**Aim of the exercise**
Transcribe all records exactly.

(Extracts from a graphics dataset)

* * * * *

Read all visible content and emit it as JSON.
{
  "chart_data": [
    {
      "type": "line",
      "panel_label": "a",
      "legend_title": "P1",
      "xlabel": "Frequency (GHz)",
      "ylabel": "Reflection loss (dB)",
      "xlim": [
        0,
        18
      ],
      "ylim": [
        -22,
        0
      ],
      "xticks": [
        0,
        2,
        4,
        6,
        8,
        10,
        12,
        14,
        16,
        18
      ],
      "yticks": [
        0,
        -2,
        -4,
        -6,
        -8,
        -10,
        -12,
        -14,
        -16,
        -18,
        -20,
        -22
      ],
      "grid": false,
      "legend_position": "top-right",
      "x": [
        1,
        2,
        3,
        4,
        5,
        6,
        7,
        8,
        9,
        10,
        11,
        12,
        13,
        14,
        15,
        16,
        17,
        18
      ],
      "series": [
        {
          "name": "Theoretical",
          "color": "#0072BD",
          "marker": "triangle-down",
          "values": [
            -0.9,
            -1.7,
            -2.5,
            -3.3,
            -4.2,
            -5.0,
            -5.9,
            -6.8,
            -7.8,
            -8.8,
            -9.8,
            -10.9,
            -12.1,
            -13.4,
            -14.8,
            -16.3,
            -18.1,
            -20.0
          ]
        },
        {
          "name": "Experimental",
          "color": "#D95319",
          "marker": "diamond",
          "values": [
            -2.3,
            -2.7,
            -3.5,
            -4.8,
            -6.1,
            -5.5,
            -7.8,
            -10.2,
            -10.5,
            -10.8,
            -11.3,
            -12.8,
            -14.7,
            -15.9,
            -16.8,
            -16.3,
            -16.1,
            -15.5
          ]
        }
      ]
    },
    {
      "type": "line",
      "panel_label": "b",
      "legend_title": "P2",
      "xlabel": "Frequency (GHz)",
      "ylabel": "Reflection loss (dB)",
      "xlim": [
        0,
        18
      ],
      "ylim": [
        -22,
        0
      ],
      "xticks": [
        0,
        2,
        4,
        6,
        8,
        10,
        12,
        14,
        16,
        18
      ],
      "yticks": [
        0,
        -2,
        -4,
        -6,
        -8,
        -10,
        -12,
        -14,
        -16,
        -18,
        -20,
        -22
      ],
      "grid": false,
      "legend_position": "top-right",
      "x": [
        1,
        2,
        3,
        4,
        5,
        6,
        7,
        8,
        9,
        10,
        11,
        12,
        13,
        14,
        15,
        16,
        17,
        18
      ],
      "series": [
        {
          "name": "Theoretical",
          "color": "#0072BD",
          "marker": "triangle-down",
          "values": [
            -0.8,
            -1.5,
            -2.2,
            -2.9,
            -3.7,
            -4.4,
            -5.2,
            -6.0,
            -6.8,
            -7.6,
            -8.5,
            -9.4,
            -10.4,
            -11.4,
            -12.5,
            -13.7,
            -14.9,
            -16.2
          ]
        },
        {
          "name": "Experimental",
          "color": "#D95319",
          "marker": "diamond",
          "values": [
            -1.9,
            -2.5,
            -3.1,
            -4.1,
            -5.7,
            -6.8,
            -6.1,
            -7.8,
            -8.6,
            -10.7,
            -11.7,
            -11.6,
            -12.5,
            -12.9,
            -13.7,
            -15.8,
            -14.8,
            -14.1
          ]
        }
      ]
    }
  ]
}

* * * * *

**Task result**
Read all visible content and emit it as JSON.
{
  "chart_data": [
    {
      "type": "line",
      "panel_label": "a",
      "legend_title": "P1",
      "xlabel": "Frequency (GHz)",
      "ylabel": "Reflection loss (dB)",
      "xlim": [
        0,
        18
      ],
      "ylim": [
        -22,
        0
      ],
      "xticks": [
        0,
        2,
        4,
        6,
        8,
        10,
        12,
        14,
        16,
        18
      ],
      "yticks": [
        0,
        -2,
        -4,
        -6,
        -8,
        -10,
        -12,
        -14,
        -16,
        -18,
        -20,
        -22
      ],
      "grid": false,
      "legend_position": "top-right",
      "x": [
        1,
        2,
        3,
        4,
        5,
        6,
        7,
        8,
        9,
        10,
        11,
        12,
        13,
        14,
        15,
        16,
        17,
        18
      ],
      "series": [
        {
          "name": "Theoretical",
          "color": "#0072BD",
          "marker": "triangle-down",
          "values": [
            -0.9,
            -1.7,
            -2.5,
            -3.3,
            -4.2,
            -5.0,
            -5.9,
            -6.8,
            -7.8,
            -8.8,
            -9.8,
            -10.9,
            -12.1,
            -13.4,
            -14.8,
            -16.3,
            -18.1,
            -20.0
          ]
        },
        {
          "name": "Experimental",
          "color": "#D95319",
          "marker": "diamond",
          "values": [
            -2.3,
            -2.7,
            -3.5,
            -4.8,
            -6.1,
            -5.5,
            -7.8,
            -10.2,
            -10.5,
            -10.8,
            -11.3,
            -12.8,
            -14.7,
            -15.9,
            -16.8,
            -16.3,
            -16.1,
            -15.5
          ]
        }
      ]
    },
    {
      "type": "line",
      "panel_label": "b",
      "legend_title": "P2",
      "xlabel": "Frequency (GHz)",
      "ylabel": "Reflection loss (dB)",
      "xlim": [
        0,
        18
      ],
      "ylim": [
        -22,
        0
      ],
      "xticks": [
        0,
        2,
        4,
        6,
        8,
        10,
        12,
        14,
        16,
        18
      ],
      "yticks": [
        0,
        -2,
        -4,
        -6,
        -8,
        -10,
        -12,
        -14,
        -16,
        -18,
        -20,
        -22
      ],
      "grid": false,
      "legend_position": "top-right",
      "x": [
        1,
        2,
        3,
        4,
        5,
        6,
        7,
        8,
        9,
        10,
        11,
        12,
        13,
        14,
        15,
        16,
        17,
        18
      ],
      "series": [
        {
          "name": "Theoretical",
          "color": "#0072BD",
          "marker": "triangle-down",
          "values": [
            -0.8,
            -1.5,
            -2.2,
            -2.9,
            -3.7,
            -4.4,
            -5.2,
            -6.0,
            -6.8,
            -7.6,
            -8.5,
            -9.4,
            -10.4,
            -11.4,
            -12.5,
            -13.7,
            -14.9,
            -16.2
          ]
        },
        {
          "name": "Experimental",
          "color": "#D95319",
          "marker": "diamond",
          "values": [
            -1.9,
            -2.5,
            -3.1,
            -4.1,
            -5.7,
            -6.8,
            -6.1,
            -7.8,
            -8.6,
            -10.7,
            -11.7,
            -11.6,
            -12.5,
            -12.9,
            -13.7,
            -15.8,
            -14.8,
            -14.1
          ]
        }
      ]
    }
  ]
}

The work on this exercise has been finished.